■ **WRITTEN REQUEST**
List each line of the data that holds the word "icon".

■ **SUPPLIED DATA**

* Start *

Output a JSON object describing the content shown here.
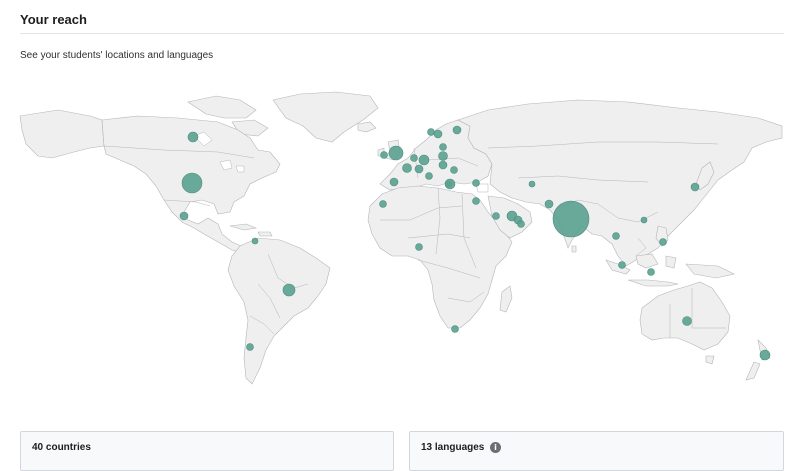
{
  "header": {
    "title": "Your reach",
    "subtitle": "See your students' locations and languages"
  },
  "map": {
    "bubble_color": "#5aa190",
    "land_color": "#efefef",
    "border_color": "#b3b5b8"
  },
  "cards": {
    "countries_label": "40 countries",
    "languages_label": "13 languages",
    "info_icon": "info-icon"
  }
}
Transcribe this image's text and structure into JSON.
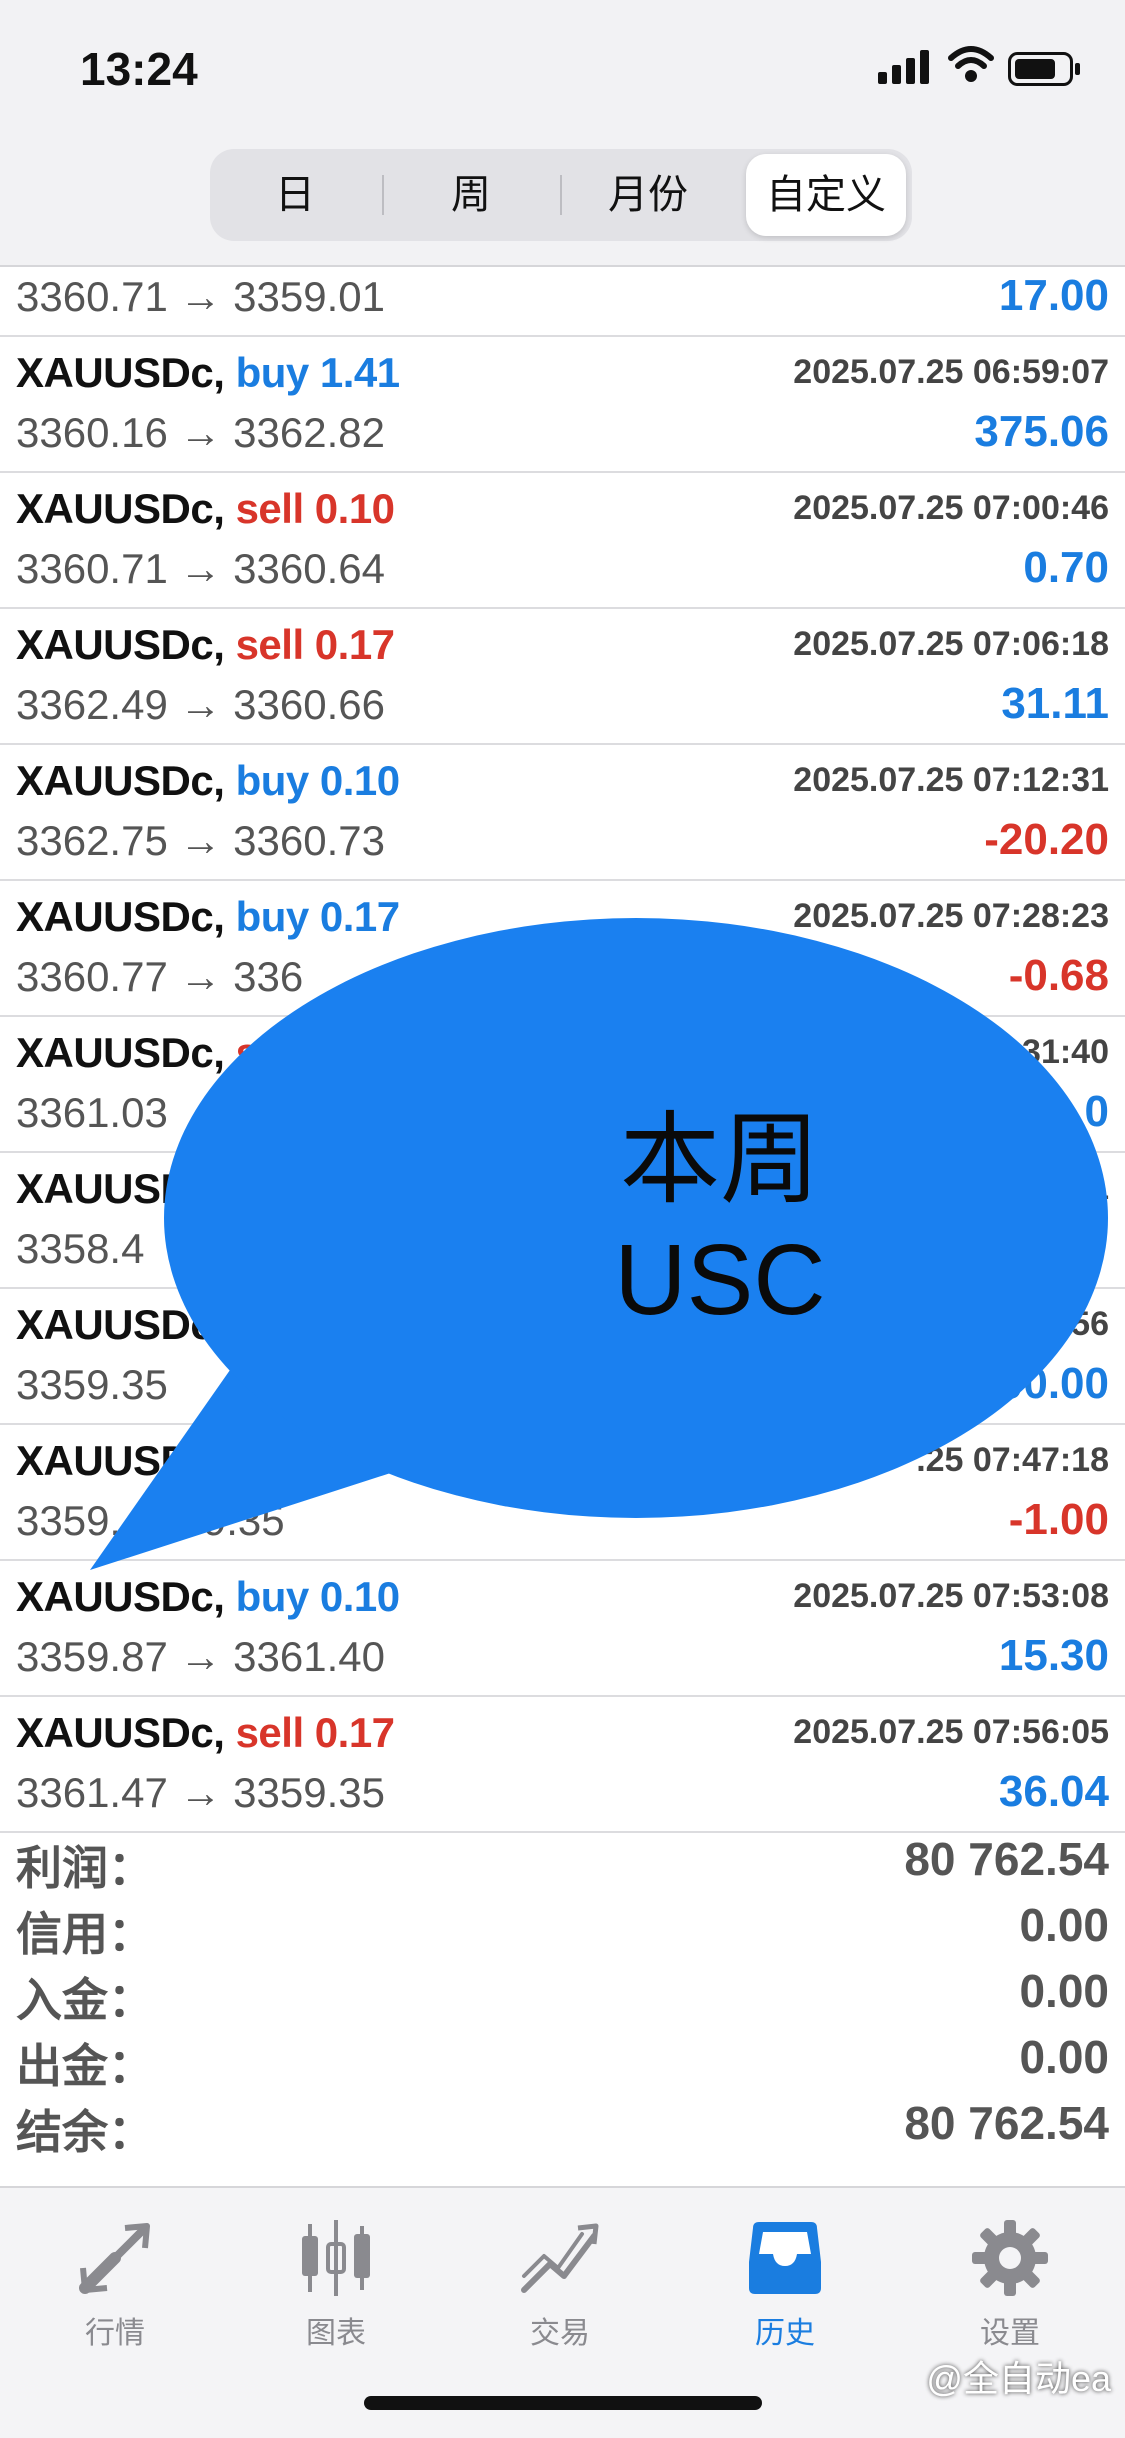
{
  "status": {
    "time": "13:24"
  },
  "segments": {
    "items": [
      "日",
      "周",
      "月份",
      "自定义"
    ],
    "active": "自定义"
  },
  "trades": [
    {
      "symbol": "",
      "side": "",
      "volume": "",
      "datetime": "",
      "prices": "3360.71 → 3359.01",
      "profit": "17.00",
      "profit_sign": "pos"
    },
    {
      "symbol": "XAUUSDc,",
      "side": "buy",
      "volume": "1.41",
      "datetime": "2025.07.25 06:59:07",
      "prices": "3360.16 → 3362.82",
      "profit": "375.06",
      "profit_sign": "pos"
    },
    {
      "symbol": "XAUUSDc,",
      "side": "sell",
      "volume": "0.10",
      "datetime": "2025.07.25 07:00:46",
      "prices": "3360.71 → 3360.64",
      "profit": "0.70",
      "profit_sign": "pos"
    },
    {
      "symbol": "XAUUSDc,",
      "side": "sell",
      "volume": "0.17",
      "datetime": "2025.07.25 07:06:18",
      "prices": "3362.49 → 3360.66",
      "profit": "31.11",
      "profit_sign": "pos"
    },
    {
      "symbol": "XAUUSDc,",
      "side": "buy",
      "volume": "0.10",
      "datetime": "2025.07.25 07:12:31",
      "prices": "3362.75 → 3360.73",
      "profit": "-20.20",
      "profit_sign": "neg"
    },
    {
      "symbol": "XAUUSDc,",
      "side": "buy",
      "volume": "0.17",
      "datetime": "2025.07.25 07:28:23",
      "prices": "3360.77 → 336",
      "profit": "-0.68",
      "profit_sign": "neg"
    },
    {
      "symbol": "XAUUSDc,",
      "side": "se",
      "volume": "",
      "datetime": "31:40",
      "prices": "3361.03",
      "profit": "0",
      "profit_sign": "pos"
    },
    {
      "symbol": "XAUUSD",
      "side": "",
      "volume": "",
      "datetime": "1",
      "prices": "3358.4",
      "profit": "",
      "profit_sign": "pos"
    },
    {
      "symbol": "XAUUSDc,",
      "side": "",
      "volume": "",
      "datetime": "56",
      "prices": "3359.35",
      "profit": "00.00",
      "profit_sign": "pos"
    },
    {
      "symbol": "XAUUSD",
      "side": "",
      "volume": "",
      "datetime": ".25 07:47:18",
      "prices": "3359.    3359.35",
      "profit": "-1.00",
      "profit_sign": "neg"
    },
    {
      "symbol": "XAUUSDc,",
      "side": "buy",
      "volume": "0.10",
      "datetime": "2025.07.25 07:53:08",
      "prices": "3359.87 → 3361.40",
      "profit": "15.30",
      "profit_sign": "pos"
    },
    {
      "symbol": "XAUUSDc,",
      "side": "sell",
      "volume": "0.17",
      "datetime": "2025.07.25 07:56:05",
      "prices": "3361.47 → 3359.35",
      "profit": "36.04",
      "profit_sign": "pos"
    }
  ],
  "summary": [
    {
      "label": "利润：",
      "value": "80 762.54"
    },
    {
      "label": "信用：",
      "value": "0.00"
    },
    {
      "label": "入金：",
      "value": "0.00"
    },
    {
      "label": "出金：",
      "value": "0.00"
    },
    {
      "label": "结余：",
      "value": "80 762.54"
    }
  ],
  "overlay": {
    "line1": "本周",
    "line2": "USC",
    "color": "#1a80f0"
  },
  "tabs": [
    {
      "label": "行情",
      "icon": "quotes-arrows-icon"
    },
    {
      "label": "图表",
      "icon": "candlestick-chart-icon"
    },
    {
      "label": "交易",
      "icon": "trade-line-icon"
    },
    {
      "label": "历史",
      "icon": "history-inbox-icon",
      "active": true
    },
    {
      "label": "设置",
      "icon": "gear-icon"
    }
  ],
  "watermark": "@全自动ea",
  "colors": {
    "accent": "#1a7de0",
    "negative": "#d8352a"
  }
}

* End *

■ **EXPECTED OUTPUT**
    "info_icon": "info-icon"
      "icon": "quotes-arrows-icon"
      "icon": "candlestick-chart-icon"
      "icon": "trade-line-icon"
      "icon": "history-inbox-icon",
      "icon": "gear-icon"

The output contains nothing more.